### TASK PROMPT:
Word for word, set down the records and skip each picture.

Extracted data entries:
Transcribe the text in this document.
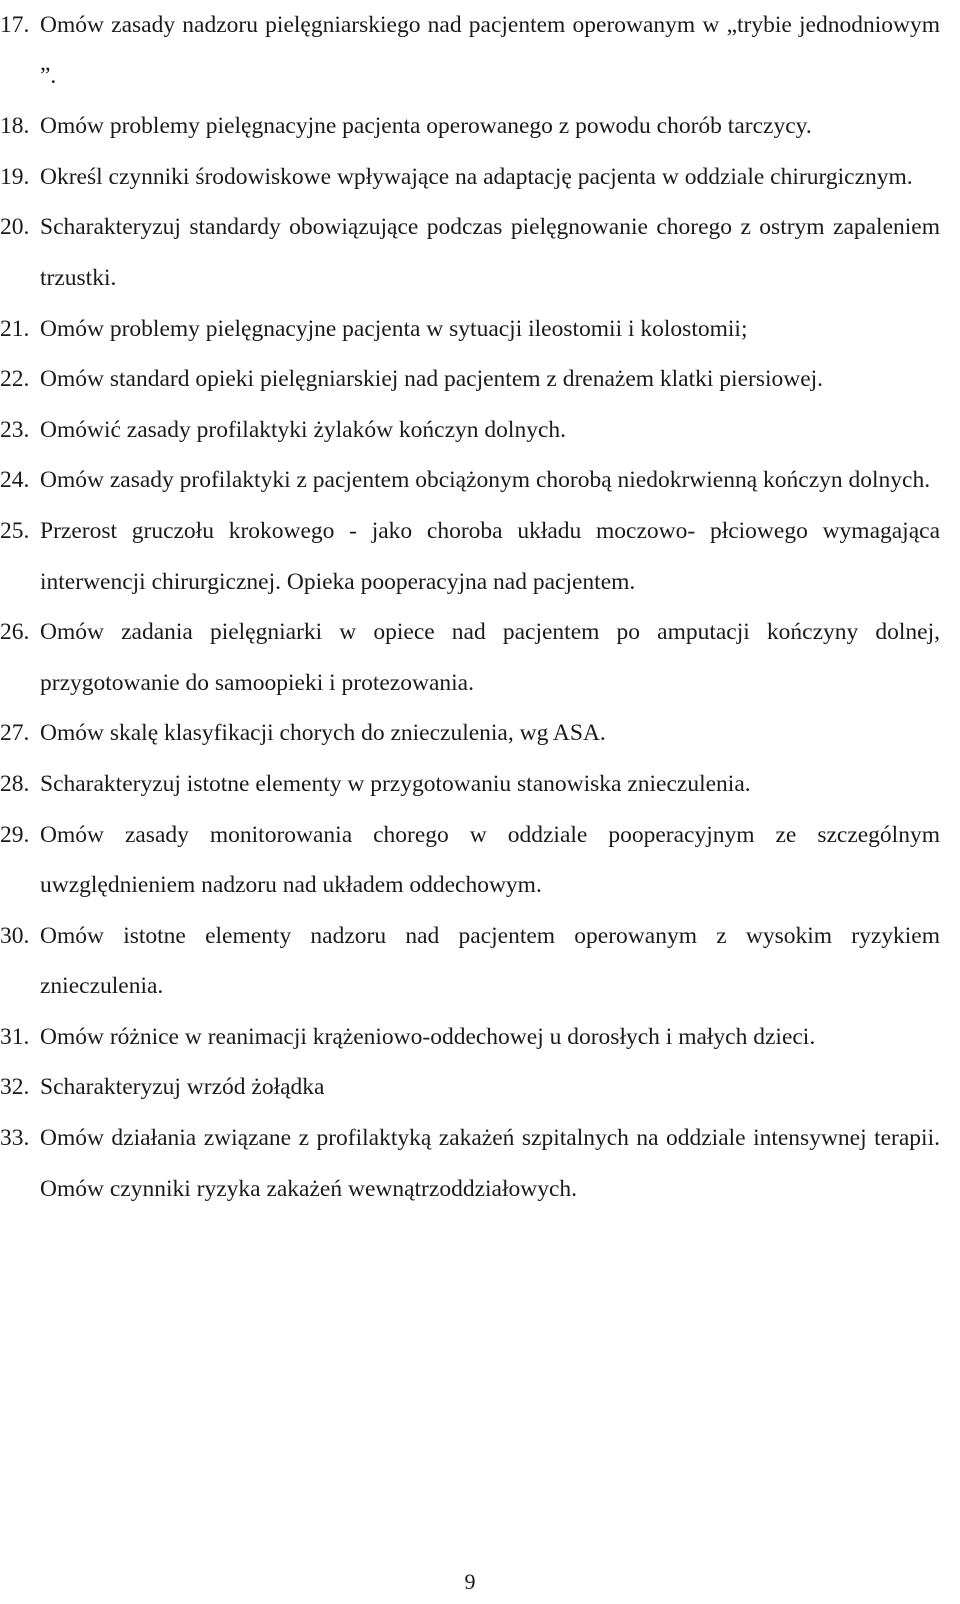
17. Omów zasady nadzoru pielęgniarskiego nad pacjentem operowanym w „trybie jednodniowym ”.
18. Omów problemy pielęgnacyjne pacjenta operowanego z powodu chorób tarczycy.
19. Określ czynniki środowiskowe wpływające na adaptację pacjenta w oddziale chirurgicznym.
20. Scharakteryzuj standardy obowiązujące podczas pielęgnowanie chorego z ostrym zapaleniem trzustki.
21. Omów problemy pielęgnacyjne pacjenta w sytuacji ileostomii i kolostomii;
22. Omów standard opieki pielęgniarskiej nad pacjentem z drenażem klatki piersiowej.
23. Omówić zasady profilaktyki żylaków kończyn dolnych.
24. Omów zasady profilaktyki z pacjentem obciążonym chorobą niedokrwienną kończyn dolnych.
25. Przerost gruczołu krokowego - jako choroba układu moczowo- płciowego wymagająca interwencji chirurgicznej. Opieka pooperacyjna nad pacjentem.
26. Omów zadania pielęgniarki w opiece nad pacjentem po amputacji kończyny dolnej, przygotowanie do samoopieki i protezowania.
27. Omów skalę klasyfikacji chorych do znieczulenia, wg ASA.
28. Scharakteryzuj istotne elementy w przygotowaniu stanowiska znieczulenia.
29. Omów zasady monitorowania chorego w oddziale pooperacyjnym ze szczególnym uwzględnieniem nadzoru nad układem oddechowym.
30. Omów istotne elementy nadzoru nad pacjentem operowanym z wysokim ryzykiem znieczulenia.
31. Omów różnice w reanimacji krążeniowo-oddechowej u dorosłych i małych dzieci.
32. Scharakteryzuj wrzód żołądka
33. Omów działania związane z profilaktyką zakażeń szpitalnych na oddziale intensywnej terapii. Omów czynniki ryzyka zakażeń wewnątrzoddziałowych.
9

### SOLUTION BELOW:
Transcribe the text in this document.
17. Omów zasady nadzoru pielęgniarskiego nad pacjentem operowanym w „trybie jednodniowym ”.
18. Omów problemy pielęgnacyjne pacjenta operowanego z powodu chorób tarczycy.
19. Określ czynniki środowiskowe wpływające na adaptację pacjenta w oddziale chirurgicznym.
20. Scharakteryzuj standardy obowiązujące podczas pielęgnowanie chorego z ostrym zapaleniem trzustki.
21. Omów problemy pielęgnacyjne pacjenta w sytuacji ileostomii i kolostomii;
22. Omów standard opieki pielęgniarskiej nad pacjentem z drenażem klatki piersiowej.
23. Omówić zasady profilaktyki żylaków kończyn dolnych.
24. Omów zasady profilaktyki z pacjentem obciążonym chorobą niedokrwienną kończyn dolnych.
25. Przerost gruczołu krokowego - jako choroba układu moczowo- płciowego wymagająca interwencji chirurgicznej. Opieka pooperacyjna nad pacjentem.
26. Omów zadania pielęgniarki w opiece nad pacjentem po amputacji kończyny dolnej, przygotowanie do samoopieki i protezowania.
27. Omów skalę klasyfikacji chorych do znieczulenia, wg ASA.
28. Scharakteryzuj istotne elementy w przygotowaniu stanowiska znieczulenia.
29. Omów zasady monitorowania chorego w oddziale pooperacyjnym ze szczególnym uwzględnieniem nadzoru nad układem oddechowym.
30. Omów istotne elementy nadzoru nad pacjentem operowanym z wysokim ryzykiem znieczulenia.
31. Omów różnice w reanimacji krążeniowo-oddechowej u dorosłych i małych dzieci.
32. Scharakteryzuj wrzód żołądka
33. Omów działania związane z profilaktyką zakażeń szpitalnych na oddziale intensywnej terapii. Omów czynniki ryzyka zakażeń wewnątrzoddziałowych.
9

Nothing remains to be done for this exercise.